= Data extract =
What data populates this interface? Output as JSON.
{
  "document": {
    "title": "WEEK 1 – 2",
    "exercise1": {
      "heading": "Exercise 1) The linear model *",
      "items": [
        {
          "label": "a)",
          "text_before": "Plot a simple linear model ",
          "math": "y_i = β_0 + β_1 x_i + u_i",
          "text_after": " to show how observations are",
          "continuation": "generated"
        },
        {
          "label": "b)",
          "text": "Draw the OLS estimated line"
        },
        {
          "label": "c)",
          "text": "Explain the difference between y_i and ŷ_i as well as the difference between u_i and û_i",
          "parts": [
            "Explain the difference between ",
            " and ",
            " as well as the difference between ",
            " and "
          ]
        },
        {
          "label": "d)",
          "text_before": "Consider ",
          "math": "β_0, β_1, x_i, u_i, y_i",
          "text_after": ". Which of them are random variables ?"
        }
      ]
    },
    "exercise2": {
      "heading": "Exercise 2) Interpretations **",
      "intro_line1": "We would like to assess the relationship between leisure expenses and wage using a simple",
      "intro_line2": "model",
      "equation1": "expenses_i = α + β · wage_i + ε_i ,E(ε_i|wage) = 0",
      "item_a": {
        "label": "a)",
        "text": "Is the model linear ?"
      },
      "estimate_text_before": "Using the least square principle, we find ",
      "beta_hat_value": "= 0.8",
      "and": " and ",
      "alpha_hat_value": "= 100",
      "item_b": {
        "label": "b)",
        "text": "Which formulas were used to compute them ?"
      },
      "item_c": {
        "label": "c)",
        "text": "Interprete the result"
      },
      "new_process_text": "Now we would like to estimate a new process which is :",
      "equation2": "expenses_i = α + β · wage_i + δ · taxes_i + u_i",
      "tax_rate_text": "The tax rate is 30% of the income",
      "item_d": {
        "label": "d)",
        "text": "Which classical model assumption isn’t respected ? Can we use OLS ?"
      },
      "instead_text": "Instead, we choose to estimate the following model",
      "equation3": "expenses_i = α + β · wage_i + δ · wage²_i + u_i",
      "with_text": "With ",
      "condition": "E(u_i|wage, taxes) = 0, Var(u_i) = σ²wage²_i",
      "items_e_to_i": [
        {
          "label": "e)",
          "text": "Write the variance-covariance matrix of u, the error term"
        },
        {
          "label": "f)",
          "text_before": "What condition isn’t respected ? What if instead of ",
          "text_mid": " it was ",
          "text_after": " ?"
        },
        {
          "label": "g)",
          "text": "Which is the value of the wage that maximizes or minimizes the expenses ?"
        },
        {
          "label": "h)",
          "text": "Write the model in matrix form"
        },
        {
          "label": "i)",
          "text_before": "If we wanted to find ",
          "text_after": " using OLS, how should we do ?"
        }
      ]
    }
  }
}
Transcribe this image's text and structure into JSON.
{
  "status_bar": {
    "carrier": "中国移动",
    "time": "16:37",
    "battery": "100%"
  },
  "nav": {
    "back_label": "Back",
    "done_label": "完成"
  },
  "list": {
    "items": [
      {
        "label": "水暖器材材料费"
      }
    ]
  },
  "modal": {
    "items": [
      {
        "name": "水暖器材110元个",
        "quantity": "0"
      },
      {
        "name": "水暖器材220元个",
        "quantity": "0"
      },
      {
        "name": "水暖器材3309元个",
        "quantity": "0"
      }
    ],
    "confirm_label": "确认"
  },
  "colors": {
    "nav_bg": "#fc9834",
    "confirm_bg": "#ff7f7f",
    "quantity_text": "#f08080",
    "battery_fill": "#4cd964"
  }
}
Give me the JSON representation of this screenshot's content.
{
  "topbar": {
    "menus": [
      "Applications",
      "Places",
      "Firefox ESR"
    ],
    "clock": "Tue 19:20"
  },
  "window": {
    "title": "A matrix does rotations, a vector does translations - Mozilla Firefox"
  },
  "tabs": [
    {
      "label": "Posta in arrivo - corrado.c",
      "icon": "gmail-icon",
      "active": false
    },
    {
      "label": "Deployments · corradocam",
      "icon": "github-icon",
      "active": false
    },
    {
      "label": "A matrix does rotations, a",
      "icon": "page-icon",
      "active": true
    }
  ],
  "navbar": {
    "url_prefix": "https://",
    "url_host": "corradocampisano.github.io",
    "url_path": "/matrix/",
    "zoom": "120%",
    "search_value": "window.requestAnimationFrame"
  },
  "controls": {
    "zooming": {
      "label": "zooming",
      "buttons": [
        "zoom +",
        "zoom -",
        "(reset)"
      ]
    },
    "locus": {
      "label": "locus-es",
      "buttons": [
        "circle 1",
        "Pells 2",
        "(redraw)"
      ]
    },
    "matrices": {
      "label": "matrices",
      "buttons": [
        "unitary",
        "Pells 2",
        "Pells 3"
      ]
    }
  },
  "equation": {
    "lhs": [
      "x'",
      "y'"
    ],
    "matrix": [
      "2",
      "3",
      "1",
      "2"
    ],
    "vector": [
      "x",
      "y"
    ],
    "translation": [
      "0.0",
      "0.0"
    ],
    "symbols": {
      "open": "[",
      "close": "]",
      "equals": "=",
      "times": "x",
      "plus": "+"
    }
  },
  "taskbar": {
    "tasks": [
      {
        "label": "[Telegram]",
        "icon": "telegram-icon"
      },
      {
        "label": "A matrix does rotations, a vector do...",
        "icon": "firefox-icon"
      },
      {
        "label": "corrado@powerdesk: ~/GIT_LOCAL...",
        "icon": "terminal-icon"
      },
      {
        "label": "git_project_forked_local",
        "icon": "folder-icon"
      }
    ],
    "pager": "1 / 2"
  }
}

= What is required =
Which lines include the word "rotations"? Copy every one of them.

= Solution for this exercise =
    "title": "A matrix does rotations, a vector does translations - Mozilla Firefox"
      "label": "A matrix does rotations, a",
        "label": "A matrix does rotations, a vector do...",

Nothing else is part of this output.